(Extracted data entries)
· · · · · · ·
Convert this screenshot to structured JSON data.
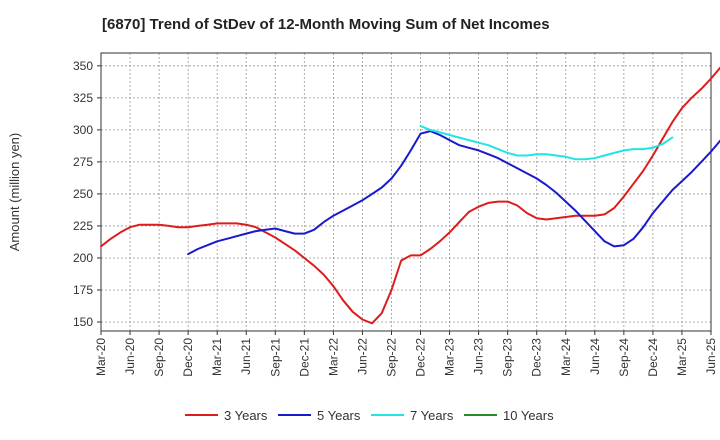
{
  "chart_data": {
    "type": "line",
    "title": "[6870]  Trend of StDev of 12-Month Moving Sum of Net Incomes",
    "ylabel": "Amount (million yen)",
    "xlabel": "",
    "ylim": [
      143,
      360
    ],
    "yticks": [
      150,
      175,
      200,
      225,
      250,
      275,
      300,
      325,
      350
    ],
    "xticks": [
      "Mar-20",
      "Jun-20",
      "Sep-20",
      "Dec-20",
      "Mar-21",
      "Jun-21",
      "Sep-21",
      "Dec-21",
      "Mar-22",
      "Jun-22",
      "Sep-22",
      "Dec-22",
      "Mar-23",
      "Jun-23",
      "Sep-23",
      "Dec-23",
      "Mar-24",
      "Jun-24",
      "Sep-24",
      "Dec-24",
      "Mar-25",
      "Jun-25"
    ],
    "grid": true,
    "legend_position": "bottom",
    "series": [
      {
        "name": "3 Years",
        "color": "#dd1c1c",
        "start_index": 0,
        "values": [
          209,
          215,
          220,
          224,
          226,
          226,
          226,
          225,
          224,
          224,
          225,
          226,
          227,
          227,
          227,
          226,
          224,
          220,
          216,
          211,
          206,
          200,
          194,
          187,
          178,
          167,
          158,
          152,
          149,
          157,
          175,
          198,
          202,
          202,
          207,
          213,
          220,
          228,
          236,
          240,
          243,
          244,
          244,
          241,
          235,
          231,
          230,
          231,
          232,
          233,
          233,
          233,
          234,
          239,
          248,
          258,
          268,
          280,
          293,
          306,
          317,
          325,
          332,
          340,
          349,
          354
        ]
      },
      {
        "name": "5 Years",
        "color": "#1a1acc",
        "start_index": 9,
        "values": [
          203,
          207,
          210,
          213,
          215,
          217,
          219,
          221,
          222,
          223,
          221,
          219,
          219,
          222,
          228,
          233,
          237,
          241,
          245,
          250,
          255,
          262,
          272,
          284,
          297,
          299,
          296,
          292,
          288,
          286,
          284,
          281,
          278,
          274,
          270,
          266,
          262,
          257,
          251,
          244,
          237,
          229,
          221,
          213,
          209,
          210,
          215,
          224,
          235,
          244,
          253,
          260,
          267,
          275,
          283,
          292
        ]
      },
      {
        "name": "7 Years",
        "color": "#22e4e4",
        "start_index": 33,
        "values": [
          303,
          300,
          298,
          296,
          294,
          292,
          290,
          288,
          285,
          282,
          280,
          280,
          281,
          281,
          280,
          279,
          277,
          277,
          278,
          280,
          282,
          284,
          285,
          285,
          286,
          289,
          294
        ]
      },
      {
        "name": "10 Years",
        "color": "#2a8a2a",
        "start_index": 0,
        "values": []
      }
    ]
  }
}
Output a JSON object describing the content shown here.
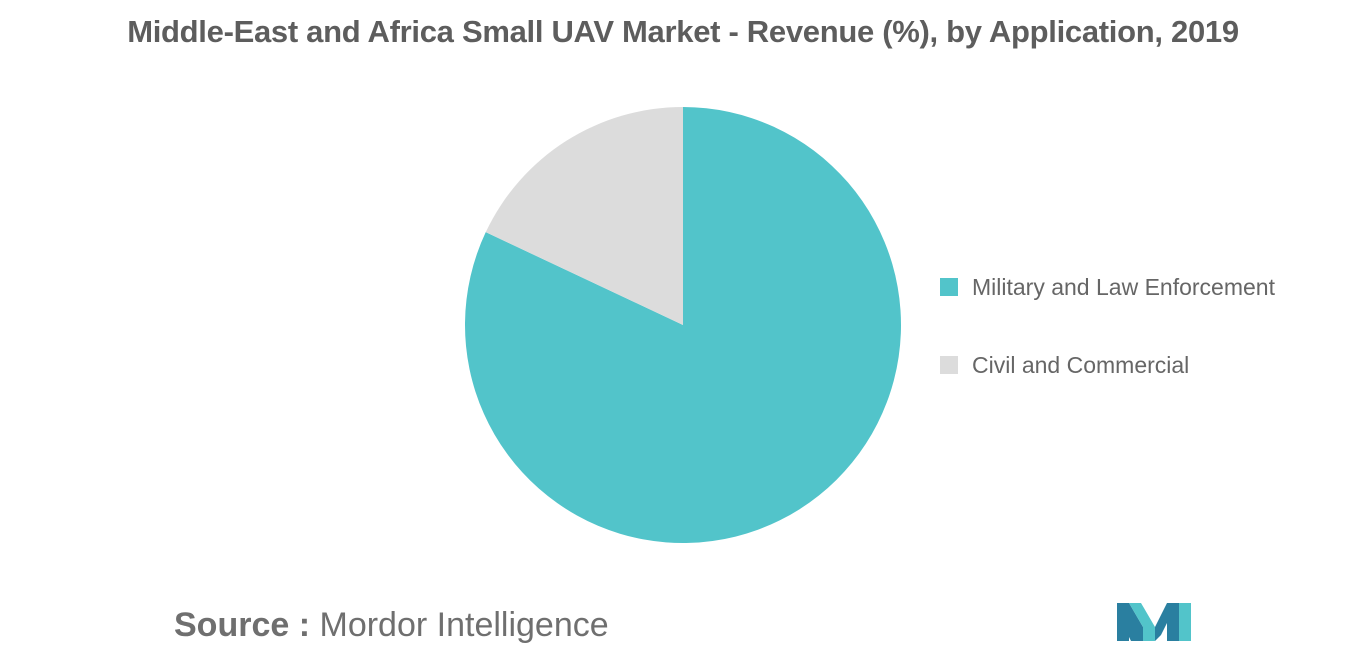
{
  "chart_data": {
    "type": "pie",
    "title": "Middle-East and Africa Small UAV Market - Revenue (%), by Application, 2019",
    "slices": [
      {
        "label": "Military and Law Enforcement",
        "value": 82,
        "color": "#52c4ca"
      },
      {
        "label": "Civil and Commercial",
        "value": 18,
        "color": "#dcdcdc"
      }
    ],
    "legend_position": "right"
  },
  "source": {
    "label": "Source :",
    "text": "Mordor Intelligence"
  },
  "logo": {
    "name": "mordor-intelligence-logo",
    "colors": [
      "#2a7fa0",
      "#52c4ca"
    ]
  }
}
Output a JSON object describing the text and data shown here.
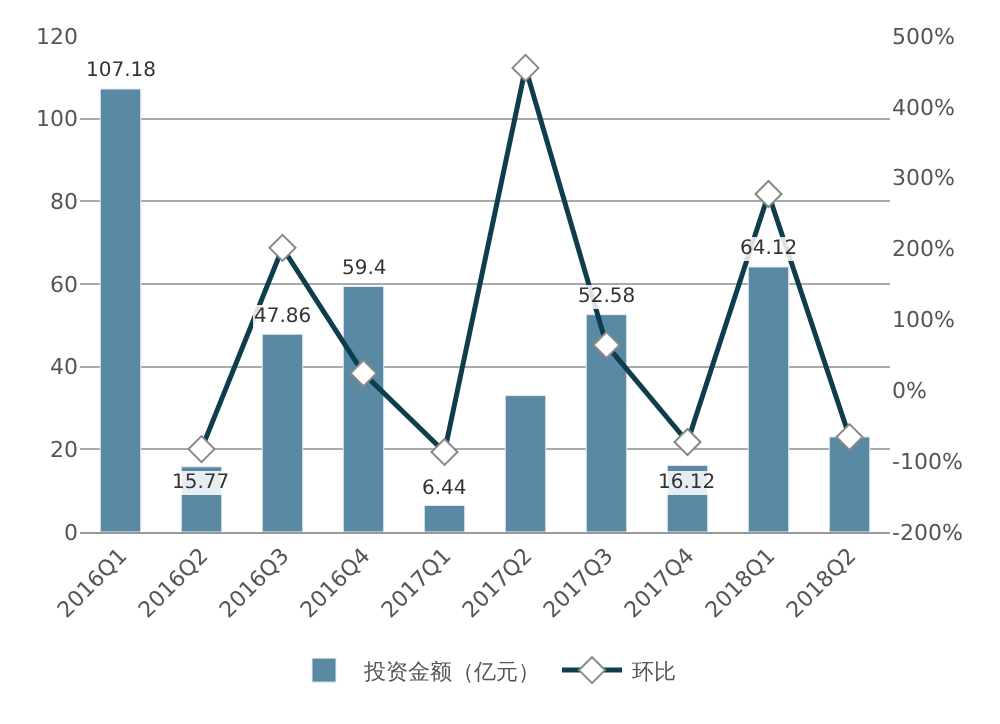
{
  "chart_data": {
    "type": "bar",
    "categories": [
      "2016Q1",
      "2016Q2",
      "2016Q3",
      "2016Q4",
      "2017Q1",
      "2017Q2",
      "2017Q3",
      "2017Q4",
      "2018Q1",
      "2018Q2"
    ],
    "series": [
      {
        "name": "投资金额（亿元）",
        "type": "bar",
        "color": "#5a8aa3",
        "values": [
          107.18,
          15.77,
          47.86,
          59.4,
          6.44,
          33,
          52.58,
          16.12,
          64.12,
          23
        ],
        "value_labels": [
          "107.18",
          "15.77",
          "47.86",
          "59.4",
          "6.44",
          null,
          "52.58",
          "16.12",
          "64.12",
          null
        ]
      },
      {
        "name": "环比",
        "type": "line",
        "axis": "y2",
        "color": "#0e3d4d",
        "marker": "diamond",
        "values": [
          null,
          -83,
          201,
          24,
          -87,
          455,
          64,
          -73,
          277,
          -66
        ]
      }
    ],
    "ylim": [
      0,
      120
    ],
    "yticks": [
      0,
      20,
      40,
      60,
      80,
      100,
      120
    ],
    "y2lim": [
      -200,
      500
    ],
    "y2ticks": [
      {
        "value": -200,
        "label": "-200%"
      },
      {
        "value": -100,
        "label": "-100%"
      },
      {
        "value": 0,
        "label": "0%"
      },
      {
        "value": 100,
        "label": "100%"
      },
      {
        "value": 200,
        "label": "200%"
      },
      {
        "value": 300,
        "label": "300%"
      },
      {
        "value": 400,
        "label": "400%"
      },
      {
        "value": 500,
        "label": "500%"
      }
    ],
    "grid": "y",
    "legend": "bottom"
  }
}
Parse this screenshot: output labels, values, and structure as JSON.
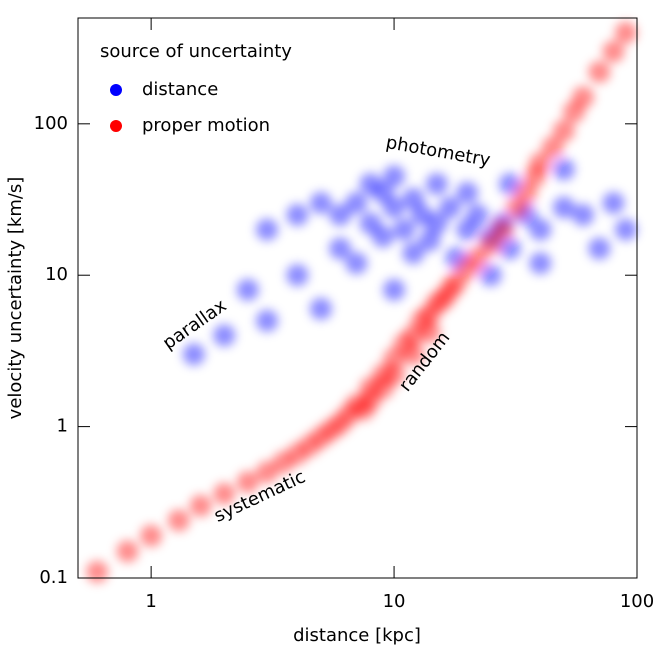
{
  "chart_data": {
    "type": "scatter",
    "xlabel": "distance [kpc]",
    "ylabel": "velocity uncertainty [km/s]",
    "xscale": "log",
    "yscale": "log",
    "xlim": [
      0.5,
      100
    ],
    "ylim": [
      0.1,
      500
    ],
    "xticks": [
      1,
      10,
      100
    ],
    "yticks": [
      0.1,
      1,
      10,
      100
    ],
    "legend_title": "source of uncertainty",
    "legend": "upper left",
    "annotations": [
      "photometry",
      "parallax",
      "random",
      "systematic"
    ],
    "series": [
      {
        "name": "distance",
        "color": "#0000ff",
        "x": [
          6,
          7,
          8,
          9,
          10,
          11,
          12,
          13,
          15,
          17,
          20,
          22,
          25,
          28,
          30,
          35,
          40,
          50,
          60,
          80,
          5,
          4,
          3,
          6,
          8,
          10,
          15,
          20,
          7,
          12,
          18,
          4,
          2.5,
          3,
          2,
          1.5,
          5,
          10,
          25,
          40,
          70,
          90,
          30,
          50,
          9,
          14
        ],
        "y": [
          25,
          30,
          22,
          35,
          28,
          20,
          32,
          25,
          22,
          28,
          20,
          25,
          18,
          22,
          15,
          25,
          20,
          28,
          25,
          30,
          30,
          25,
          20,
          15,
          40,
          45,
          40,
          35,
          12,
          14,
          13,
          10,
          8,
          5,
          4,
          3,
          6,
          8,
          10,
          12,
          15,
          20,
          40,
          50,
          18,
          17
        ]
      },
      {
        "name": "proper motion",
        "color": "#ff0000",
        "x": [
          0.6,
          0.8,
          1,
          1.3,
          1.6,
          2,
          2.5,
          3,
          3.5,
          4,
          4.5,
          5,
          5.5,
          6,
          6.5,
          7,
          7.5,
          8,
          8,
          9,
          9,
          10,
          10,
          11,
          12,
          12,
          13,
          14,
          14,
          15,
          16,
          17,
          18,
          20,
          22,
          25,
          28,
          32,
          35,
          38,
          40,
          45,
          50,
          55,
          60,
          70,
          80,
          90
        ],
        "y": [
          0.11,
          0.15,
          0.19,
          0.24,
          0.3,
          0.36,
          0.43,
          0.5,
          0.58,
          0.66,
          0.75,
          0.85,
          0.95,
          1.05,
          1.2,
          1.4,
          1.3,
          1.8,
          1.5,
          2.2,
          1.8,
          2.8,
          2.2,
          3.5,
          4,
          3,
          5,
          5.5,
          4.2,
          6.5,
          7,
          8,
          9,
          11,
          13,
          16,
          20,
          28,
          35,
          45,
          55,
          70,
          90,
          120,
          150,
          220,
          300,
          400
        ]
      }
    ]
  }
}
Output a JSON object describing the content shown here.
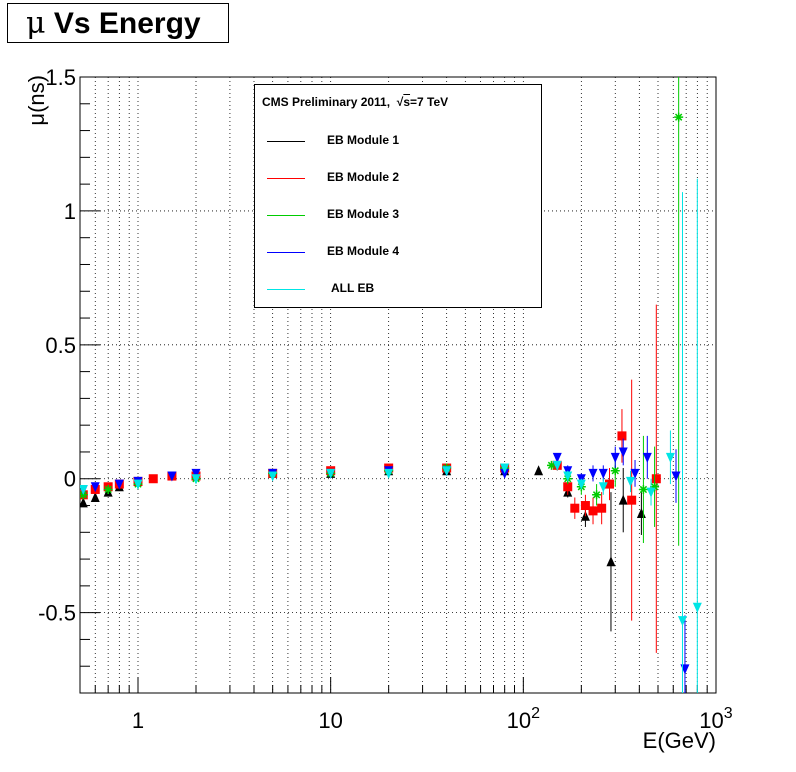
· · · · · · ·
Short task:
Restate the data above word for word. Do not include the images.

Reply:
Convert this screenshot to structured JSON data.
{
  "chart_data": {
    "type": "line",
    "title": "[6870]  Trend of StDev of 12-Month Moving Sum of Net Incomes",
    "ylabel": "Amount (million yen)",
    "xlabel": "",
    "ylim": [
      143,
      360
    ],
    "yticks": [
      150,
      175,
      200,
      225,
      250,
      275,
      300,
      325,
      350
    ],
    "xticks": [
      "Mar-20",
      "Jun-20",
      "Sep-20",
      "Dec-20",
      "Mar-21",
      "Jun-21",
      "Sep-21",
      "Dec-21",
      "Mar-22",
      "Jun-22",
      "Sep-22",
      "Dec-22",
      "Mar-23",
      "Jun-23",
      "Sep-23",
      "Dec-23",
      "Mar-24",
      "Jun-24",
      "Sep-24",
      "Dec-24",
      "Mar-25",
      "Jun-25"
    ],
    "grid": true,
    "legend_position": "bottom",
    "series": [
      {
        "name": "3 Years",
        "color": "#dd1c1c",
        "start_index": 0,
        "values": [
          209,
          215,
          220,
          224,
          226,
          226,
          226,
          225,
          224,
          224,
          225,
          226,
          227,
          227,
          227,
          226,
          224,
          220,
          216,
          211,
          206,
          200,
          194,
          187,
          178,
          167,
          158,
          152,
          149,
          157,
          175,
          198,
          202,
          202,
          207,
          213,
          220,
          228,
          236,
          240,
          243,
          244,
          244,
          241,
          235,
          231,
          230,
          231,
          232,
          233,
          233,
          233,
          234,
          239,
          248,
          258,
          268,
          280,
          293,
          306,
          317,
          325,
          332,
          340,
          349,
          354
        ]
      },
      {
        "name": "5 Years",
        "color": "#1a1acc",
        "start_index": 9,
        "values": [
          203,
          207,
          210,
          213,
          215,
          217,
          219,
          221,
          222,
          223,
          221,
          219,
          219,
          222,
          228,
          233,
          237,
          241,
          245,
          250,
          255,
          262,
          272,
          284,
          297,
          299,
          296,
          292,
          288,
          286,
          284,
          281,
          278,
          274,
          270,
          266,
          262,
          257,
          251,
          244,
          237,
          229,
          221,
          213,
          209,
          210,
          215,
          224,
          235,
          244,
          253,
          260,
          267,
          275,
          283,
          292
        ]
      },
      {
        "name": "7 Years",
        "color": "#22e4e4",
        "start_index": 33,
        "values": [
          303,
          300,
          298,
          296,
          294,
          292,
          290,
          288,
          285,
          282,
          280,
          280,
          281,
          281,
          280,
          279,
          277,
          277,
          278,
          280,
          282,
          284,
          285,
          285,
          286,
          289,
          294
        ]
      },
      {
        "name": "10 Years",
        "color": "#2a8a2a",
        "start_index": 0,
        "values": []
      }
    ]
  }
}
Output a JSON object describing the content shown here.
{
  "chart_data": {
    "type": "pie",
    "title": "Middle-East and Africa Small UAV Market - Revenue (%), by Application, 2019",
    "slices": [
      {
        "label": "Military and Law Enforcement",
        "value": 82,
        "color": "#52c4ca"
      },
      {
        "label": "Civil and Commercial",
        "value": 18,
        "color": "#dcdcdc"
      }
    ],
    "legend_position": "right"
  },
  "source": {
    "label": "Source :",
    "text": "Mordor Intelligence"
  },
  "logo": {
    "name": "mordor-intelligence-logo",
    "colors": [
      "#2a7fa0",
      "#52c4ca"
    ]
  }
}
Output a JSON object describing the text and data shown here.
{
  "chart_data": {
    "type": "bar",
    "categories": [
      "2016Q1",
      "2016Q2",
      "2016Q3",
      "2016Q4",
      "2017Q1",
      "2017Q2",
      "2017Q3",
      "2017Q4",
      "2018Q1",
      "2018Q2"
    ],
    "series": [
      {
        "name": "投资金额（亿元）",
        "type": "bar",
        "color": "#5a8aa3",
        "values": [
          107.18,
          15.77,
          47.86,
          59.4,
          6.44,
          33,
          52.58,
          16.12,
          64.12,
          23
        ],
        "value_labels": [
          "107.18",
          "15.77",
          "47.86",
          "59.4",
          "6.44",
          null,
          "52.58",
          "16.12",
          "64.12",
          null
        ]
      },
      {
        "name": "环比",
        "type": "line",
        "axis": "y2",
        "color": "#0e3d4d",
        "marker": "diamond",
        "values": [
          null,
          -83,
          201,
          24,
          -87,
          455,
          64,
          -73,
          277,
          -66
        ]
      }
    ],
    "ylim": [
      0,
      120
    ],
    "yticks": [
      0,
      20,
      40,
      60,
      80,
      100,
      120
    ],
    "y2lim": [
      -200,
      500
    ],
    "y2ticks": [
      {
        "value": -200,
        "label": "-200%"
      },
      {
        "value": -100,
        "label": "-100%"
      },
      {
        "value": 0,
        "label": "0%"
      },
      {
        "value": 100,
        "label": "100%"
      },
      {
        "value": 200,
        "label": "200%"
      },
      {
        "value": 300,
        "label": "300%"
      },
      {
        "value": 400,
        "label": "400%"
      },
      {
        "value": 500,
        "label": "500%"
      }
    ],
    "grid": "y",
    "legend": "bottom"
  }
}
Parse this screenshot: output labels, values, and structure as JSON.
{
  "chart_data": {
    "type": "scatter",
    "xlabel": "distance [kpc]",
    "ylabel": "velocity uncertainty [km/s]",
    "xscale": "log",
    "yscale": "log",
    "xlim": [
      0.5,
      100
    ],
    "ylim": [
      0.1,
      500
    ],
    "xticks": [
      1,
      10,
      100
    ],
    "yticks": [
      0.1,
      1,
      10,
      100
    ],
    "legend_title": "source of uncertainty",
    "legend": "upper left",
    "annotations": [
      "photometry",
      "parallax",
      "random",
      "systematic"
    ],
    "series": [
      {
        "name": "distance",
        "color": "#0000ff",
        "x": [
          6,
          7,
          8,
          9,
          10,
          11,
          12,
          13,
          15,
          17,
          20,
          22,
          25,
          28,
          30,
          35,
          40,
          50,
          60,
          80,
          5,
          4,
          3,
          6,
          8,
          10,
          15,
          20,
          7,
          12,
          18,
          4,
          2.5,
          3,
          2,
          1.5,
          5,
          10,
          25,
          40,
          70,
          90,
          30,
          50,
          9,
          14
        ],
        "y": [
          25,
          30,
          22,
          35,
          28,
          20,
          32,
          25,
          22,
          28,
          20,
          25,
          18,
          22,
          15,
          25,
          20,
          28,
          25,
          30,
          30,
          25,
          20,
          15,
          40,
          45,
          40,
          35,
          12,
          14,
          13,
          10,
          8,
          5,
          4,
          3,
          6,
          8,
          10,
          12,
          15,
          20,
          40,
          50,
          18,
          17
        ]
      },
      {
        "name": "proper motion",
        "color": "#ff0000",
        "x": [
          0.6,
          0.8,
          1,
          1.3,
          1.6,
          2,
          2.5,
          3,
          3.5,
          4,
          4.5,
          5,
          5.5,
          6,
          6.5,
          7,
          7.5,
          8,
          8,
          9,
          9,
          10,
          10,
          11,
          12,
          12,
          13,
          14,
          14,
          15,
          16,
          17,
          18,
          20,
          22,
          25,
          28,
          32,
          35,
          38,
          40,
          45,
          50,
          55,
          60,
          70,
          80,
          90
        ],
        "y": [
          0.11,
          0.15,
          0.19,
          0.24,
          0.3,
          0.36,
          0.43,
          0.5,
          0.58,
          0.66,
          0.75,
          0.85,
          0.95,
          1.05,
          1.2,
          1.4,
          1.3,
          1.8,
          1.5,
          2.2,
          1.8,
          2.8,
          2.2,
          3.5,
          4,
          3,
          5,
          5.5,
          4.2,
          6.5,
          7,
          8,
          9,
          11,
          13,
          16,
          20,
          28,
          35,
          45,
          55,
          70,
          90,
          120,
          150,
          220,
          300,
          400
        ]
      }
    ]
  }
}
Output a JSON object describing the content shown here.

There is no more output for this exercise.